> _Records to process_
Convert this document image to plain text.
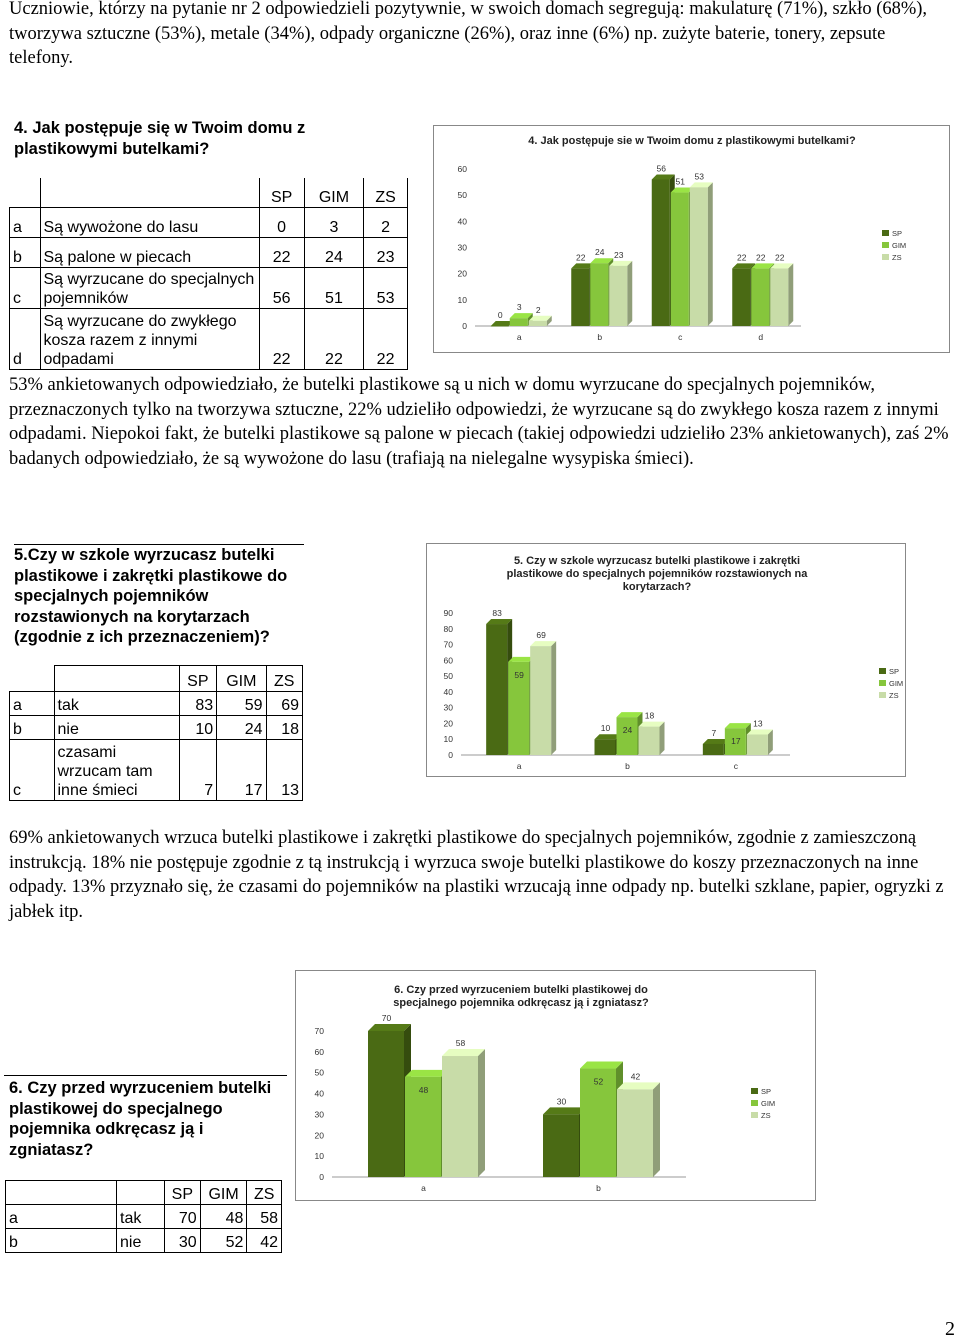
Uczniowie, którzy na pytanie nr 2 odpowiedzieli pozytywnie, w swoich domach segregują: makulaturę (71%), szkło (68%), tworzywa sztuczne (53%), metale (34%), odpady organiczne (26%), oraz inne (6%) np. zużyte baterie, tonery, zepsute telefony.

4. Jak postępuje się w Twoim domu z plastikowymi butelkami?
		SP	GIM	ZS
a	Są wywożone do lasu	0	3	2
b	Są palone w piecach	22	24	23
c	Są wyrzucane do specjalnych pojemników	56	51	53
d	Są wyrzucane do zwykłego kosza razem z innymi odpadami	22	22	22
4. Jak postępuje sie w Twoim domu z plastikowymi butelkami?
0
10
20
30
40
50
60
0
3 2
a
22
24 23
b
56
51
53
c
22 22 22
d
SP
GIM
ZS

53% ankietowanych odpowiedziało, że butelki plastikowe są u nich w domu wyrzucane do specjalnych pojemników, przeznaczonych tylko na tworzywa sztuczne, 22% udzieliło odpowiedzi, że wyrzucane są do zwykłego kosza razem z innymi odpadami. Niepokoi fakt, że butelki plastikowe są palone w piecach (takiej odpowiedzi udzieliło 23% ankietowanych), zaś 2% badanych odpowiedziało, że są wywożone do lasu (trafiają na nielegalne wysypiska śmieci).

5.Czy w szkole wyrzucasz butelki plastikowe i zakrętki plastikowe do specjalnych pojemników rozstawionych na korytarzach (zgodnie z ich przeznaczeniem)?
		SP	GIM	ZS
a	tak	83	59	69
b	nie	10	24	18
c	czasami wrzucam tam inne śmieci	7	17	13
5. Czy w szkole wyrzucasz butelki plastikowe i zakrętki
plastikowe do specjalnych pojemników rozstawionych na
korytarzach?
0
10
20
30
40
50
60
70
80
90	83
59
69
a
10 24
18
b
7
17
13
c
SP
GIM
ZS

69% ankietowanych wrzuca butelki plastikowe i zakrętki plastikowe do specjalnych pojemników, zgodnie z zamieszczoną instrukcją. 18% nie postępuje zgodnie z tą instrukcją i wyrzuca swoje butelki plastikowe do koszy przeznaczonych na inne odpady. 13% przyznało się, że czasami do pojemników na plastiki wrzucają inne odpady np. butelki szklane, papier, ogryzki z jabłek itp.

6. Czy przed wyrzuceniem butelki plastikowej do
specjalnego pojemnika odkręcasz ją i zgniatasz?
0
10
20
30
40
50
60
70
70
48
58
a
30
52
42
b
SP
GIM
ZS
6. Czy przed wyrzuceniem butelki plastikowej do specjalnego pojemnika odkręcasz ją i zgniatasz?
		SP	GIM	ZS
a	tak	70	48	58
b	nie	30	52	42
2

> _Your objective_
Select and copy every line from the records that includes the word "innymi".

> _Problem solution_
d	Są wyrzucane do zwykłego kosza razem z innymi odpadami	22	22	22
53% ankietowanych odpowiedziało, że butelki plastikowe są u nich w domu wyrzucane do specjalnych pojemników, przeznaczonych tylko na tworzywa sztuczne, 22% udzieliło odpowiedzi, że wyrzucane są do zwykłego kosza razem z innymi odpadami. Niepokoi fakt, że butelki plastikowe są palone w piecach (takiej odpowiedzi udzieliło 23% ankietowanych), zaś 2% badanych odpowiedziało, że są wywożone do lasu (trafiają na nielegalne wysypiska śmieci).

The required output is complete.